→ Task requirements: Leave out the pictures and restate the rest of the data exactly.

→ Material for this exercise:
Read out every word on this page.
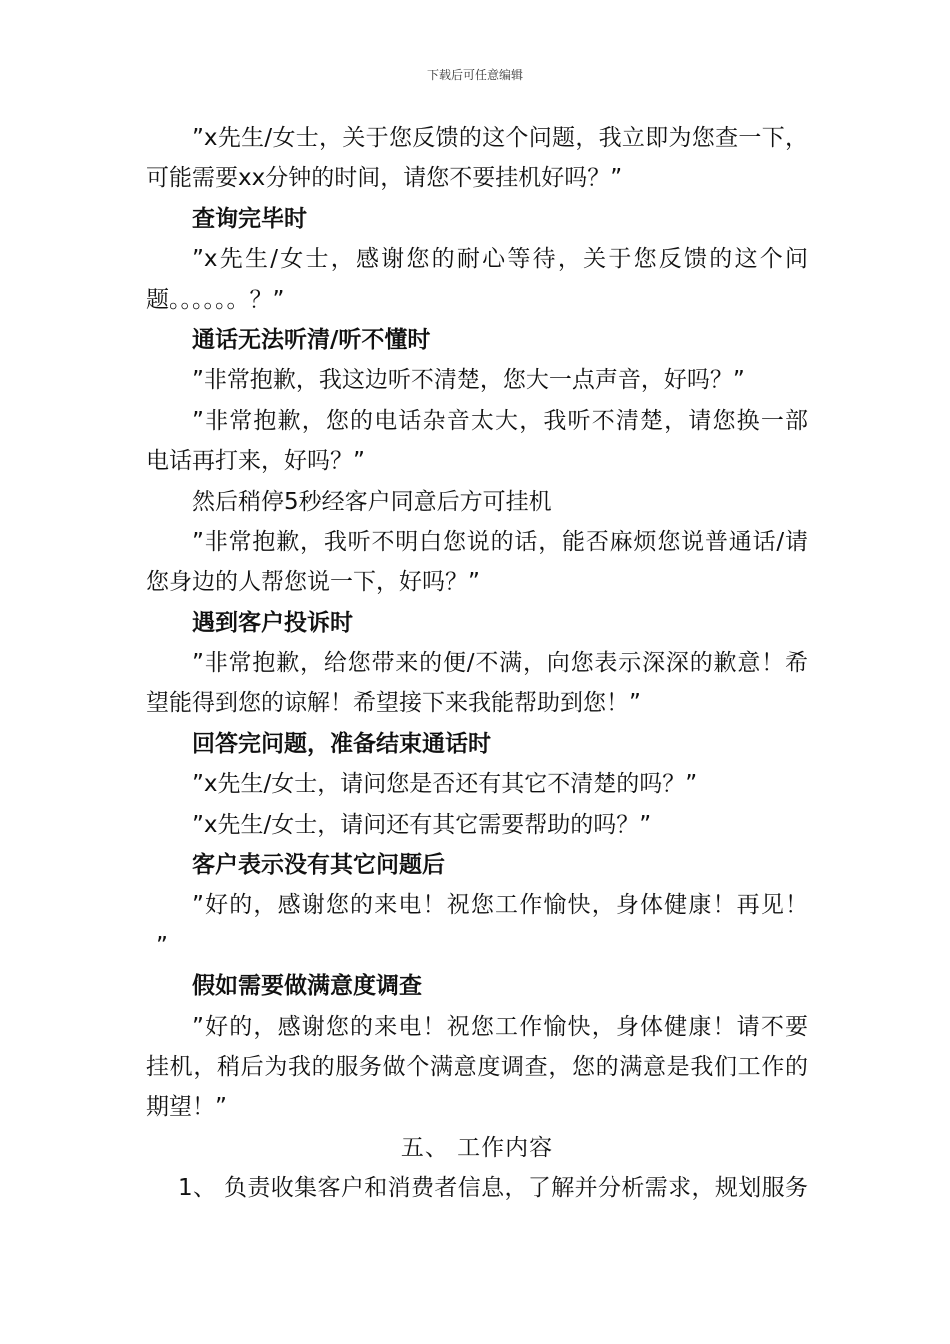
下载后可任意编辑
”x先生/女士，关于您反馈的这个问题，我立即为您查一下，
可能需要xx分钟的时间，请您不要挂机好吗？”
查询完毕时
”x先生/女士，感谢您的耐心等待，关于您反馈的这个问
题。。。。。。？”
通话无法听清/听不懂时
”非常抱歉，我这边听不清楚，您大一点声音，好吗？”
”非常抱歉，您的电话杂音太大，我听不清楚，请您换一部
电话再打来，好吗？”
然后稍停5秒经客户同意后方可挂机
”非常抱歉，我听不明白您说的话，能否麻烦您说普通话/请
您身边的人帮您说一下，好吗？”
遇到客户投诉时
”非常抱歉，给您带来的便/不满，向您表示深深的歉意！希
望能得到您的谅解！希望接下来我能帮助到您！”
回答完问题，准备结束通话时
”x先生/女士，请问您是否还有其它不清楚的吗？”
”x先生/女士，请问还有其它需要帮助的吗？”
客户表示没有其它问题后
”好的，感谢您的来电！祝您工作愉快，身体健康！再见！
”
假如需要做满意度调查
”好的，感谢您的来电！祝您工作愉快，身体健康！请不要
挂机，稍后为我的服务做个满意度调查，您的满意是我们工作的
期望！”
五、 工作内容
1、 负责收集客户和消费者信息，了解并分析需求，规划服务
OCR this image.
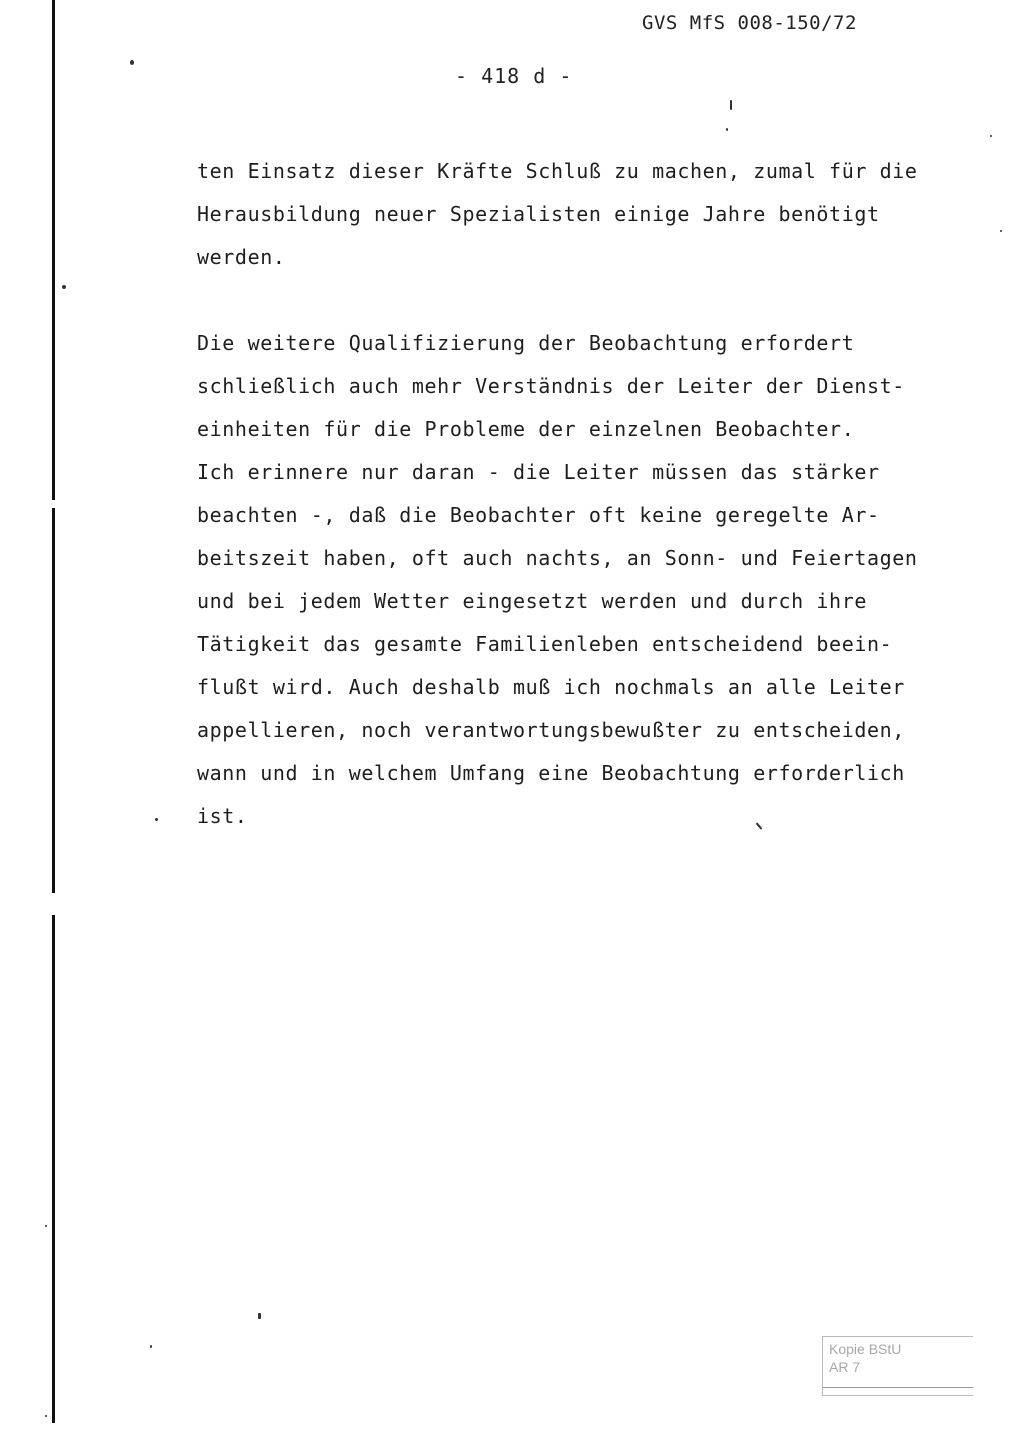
GVS MfS 008-150/72
- 418 d -
ten Einsatz dieser Kräfte Schluß zu machen, zumal für die
Herausbildung neuer Spezialisten einige Jahre benötigt
werden.
Die weitere Qualifizierung der Beobachtung erfordert
schließlich auch mehr Verständnis der Leiter der Dienst-
einheiten für die Probleme der einzelnen Beobachter.
Ich erinnere nur daran - die Leiter müssen das stärker
beachten -, daß die Beobachter oft keine geregelte Ar-
beitszeit haben, oft auch nachts, an Sonn- und Feiertagen
und bei jedem Wetter eingesetzt werden und durch ihre
Tätigkeit das gesamte Familienleben entscheidend beein-
flußt wird. Auch deshalb muß ich nochmals an alle Leiter
appellieren, noch verantwortungsbewußter zu entscheiden,
wann und in welchem Umfang eine Beobachtung erforderlich
ist.
Kopie BStU
AR 7
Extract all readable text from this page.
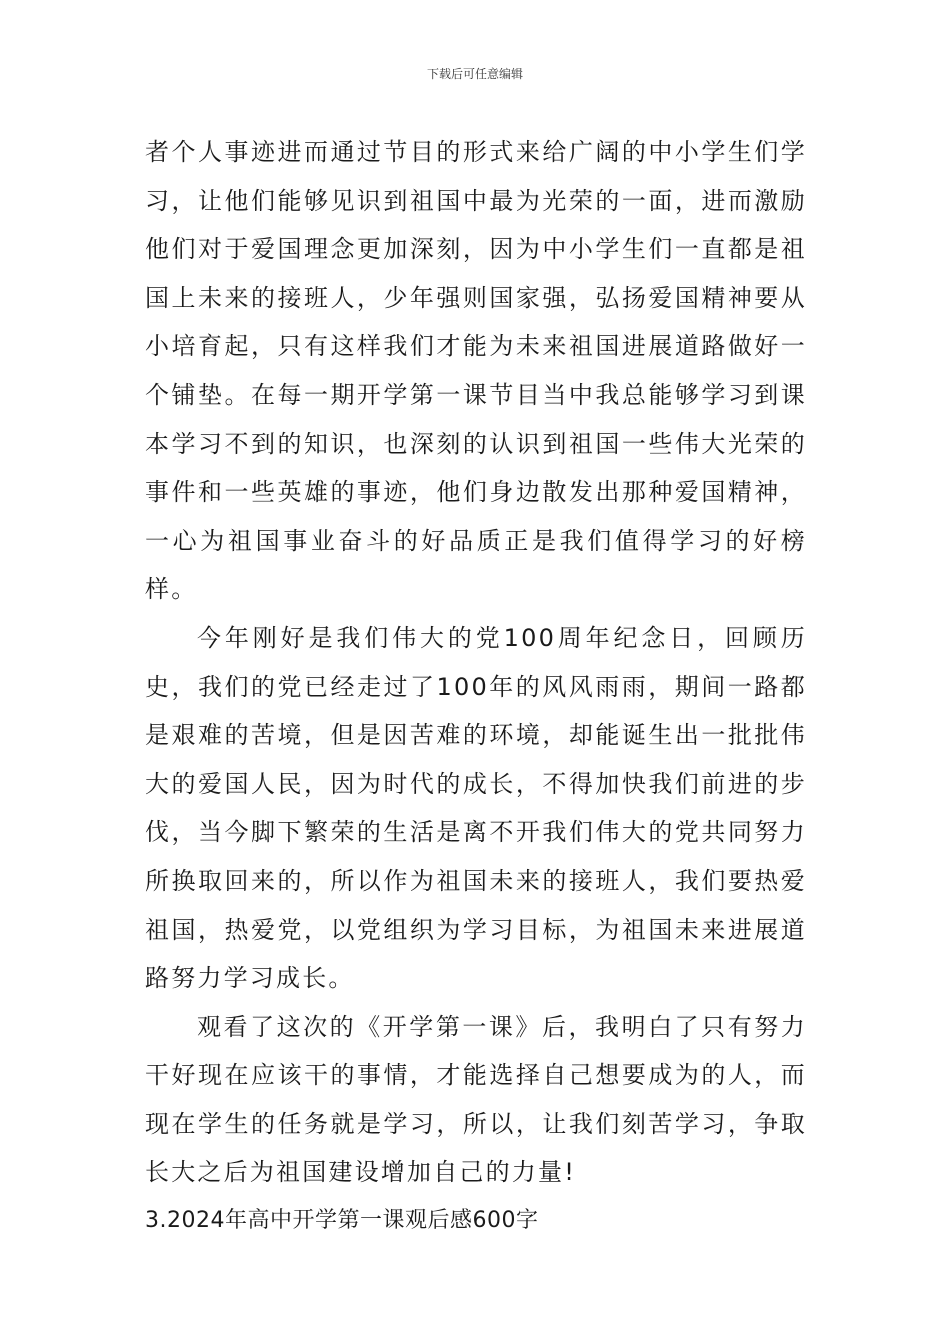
下载后可任意编辑

者个人事迹进而通过节目的形式来给广阔的中小学生们学习，让他们能够见识到祖国中最为光荣的一面，进而激励他们对于爱国理念更加深刻，因为中小学生们一直都是祖国上未来的接班人，少年强则国家强，弘扬爱国精神要从小培育起，只有这样我们才能为未来祖国进展道路做好一个铺垫。在每一期开学第一课节目当中我总能够学习到课本学习不到的知识，也深刻的认识到祖国一些伟大光荣的事件和一些英雄的事迹，他们身边散发出那种爱国精神，一心为祖国事业奋斗的好品质正是我们值得学习的好榜样。

今年刚好是我们伟大的党100周年纪念日，回顾历史，我们的党已经走过了100年的风风雨雨，期间一路都是艰难的苦境，但是因苦难的环境，却能诞生出一批批伟大的爱国人民，因为时代的成长，不得加快我们前进的步伐，当今脚下繁荣的生活是离不开我们伟大的党共同努力所换取回来的，所以作为祖国未来的接班人，我们要热爱祖国，热爱党，以党组织为学习目标，为祖国未来进展道路努力学习成长。

观看了这次的《开学第一课》后，我明白了只有努力干好现在应该干的事情，才能选择自己想要成为的人，而现在学生的任务就是学习，所以，让我们刻苦学习，争取长大之后为祖国建设增加自己的力量!

3.2024年高中开学第一课观后感600字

→ Output:
Read out every word on this page.
下载后可任意编辑
”x先生/女士，关于您反馈的这个问题，我立即为您查一下，
可能需要xx分钟的时间，请您不要挂机好吗？”
查询完毕时
”x先生/女士，感谢您的耐心等待，关于您反馈的这个问
题。。。。。。？”
通话无法听清/听不懂时
”非常抱歉，我这边听不清楚，您大一点声音，好吗？”
”非常抱歉，您的电话杂音太大，我听不清楚，请您换一部
电话再打来，好吗？”
然后稍停5秒经客户同意后方可挂机
”非常抱歉，我听不明白您说的话，能否麻烦您说普通话/请
您身边的人帮您说一下，好吗？”
遇到客户投诉时
”非常抱歉，给您带来的便/不满，向您表示深深的歉意！希
望能得到您的谅解！希望接下来我能帮助到您！”
回答完问题，准备结束通话时
”x先生/女士，请问您是否还有其它不清楚的吗？”
”x先生/女士，请问还有其它需要帮助的吗？”
客户表示没有其它问题后
”好的，感谢您的来电！祝您工作愉快，身体健康！再见！
”
假如需要做满意度调查
”好的，感谢您的来电！祝您工作愉快，身体健康！请不要
挂机，稍后为我的服务做个满意度调查，您的满意是我们工作的
期望！”
五、 工作内容
1、 负责收集客户和消费者信息，了解并分析需求，规划服务
OCR this image.
GVS MfS 008-150/72
- 418 d -
ten Einsatz dieser Kräfte Schluß zu machen, zumal für die
Herausbildung neuer Spezialisten einige Jahre benötigt
werden.
Die weitere Qualifizierung der Beobachtung erfordert
schließlich auch mehr Verständnis der Leiter der Dienst-
einheiten für die Probleme der einzelnen Beobachter.
Ich erinnere nur daran - die Leiter müssen das stärker
beachten -, daß die Beobachter oft keine geregelte Ar-
beitszeit haben, oft auch nachts, an Sonn- und Feiertagen
und bei jedem Wetter eingesetzt werden und durch ihre
Tätigkeit das gesamte Familienleben entscheidend beein-
flußt wird. Auch deshalb muß ich nochmals an alle Leiter
appellieren, noch verantwortungsbewußter zu entscheiden,
wann und in welchem Umfang eine Beobachtung erforderlich
ist.
Kopie BStU
AR 7
Extract all readable text from this page.
下载后可任意编辑

者个人事迹进而通过节目的形式来给广阔的中小学生们学习，让他们能够见识到祖国中最为光荣的一面，进而激励他们对于爱国理念更加深刻，因为中小学生们一直都是祖国上未来的接班人，少年强则国家强，弘扬爱国精神要从小培育起，只有这样我们才能为未来祖国进展道路做好一个铺垫。在每一期开学第一课节目当中我总能够学习到课本学习不到的知识，也深刻的认识到祖国一些伟大光荣的事件和一些英雄的事迹，他们身边散发出那种爱国精神，一心为祖国事业奋斗的好品质正是我们值得学习的好榜样。

今年刚好是我们伟大的党100周年纪念日，回顾历史，我们的党已经走过了100年的风风雨雨，期间一路都是艰难的苦境，但是因苦难的环境，却能诞生出一批批伟大的爱国人民，因为时代的成长，不得加快我们前进的步伐，当今脚下繁荣的生活是离不开我们伟大的党共同努力所换取回来的，所以作为祖国未来的接班人，我们要热爱祖国，热爱党，以党组织为学习目标，为祖国未来进展道路努力学习成长。

观看了这次的《开学第一课》后，我明白了只有努力干好现在应该干的事情，才能选择自己想要成为的人，而现在学生的任务就是学习，所以，让我们刻苦学习，争取长大之后为祖国建设增加自己的力量!

3.2024年高中开学第一课观后感600字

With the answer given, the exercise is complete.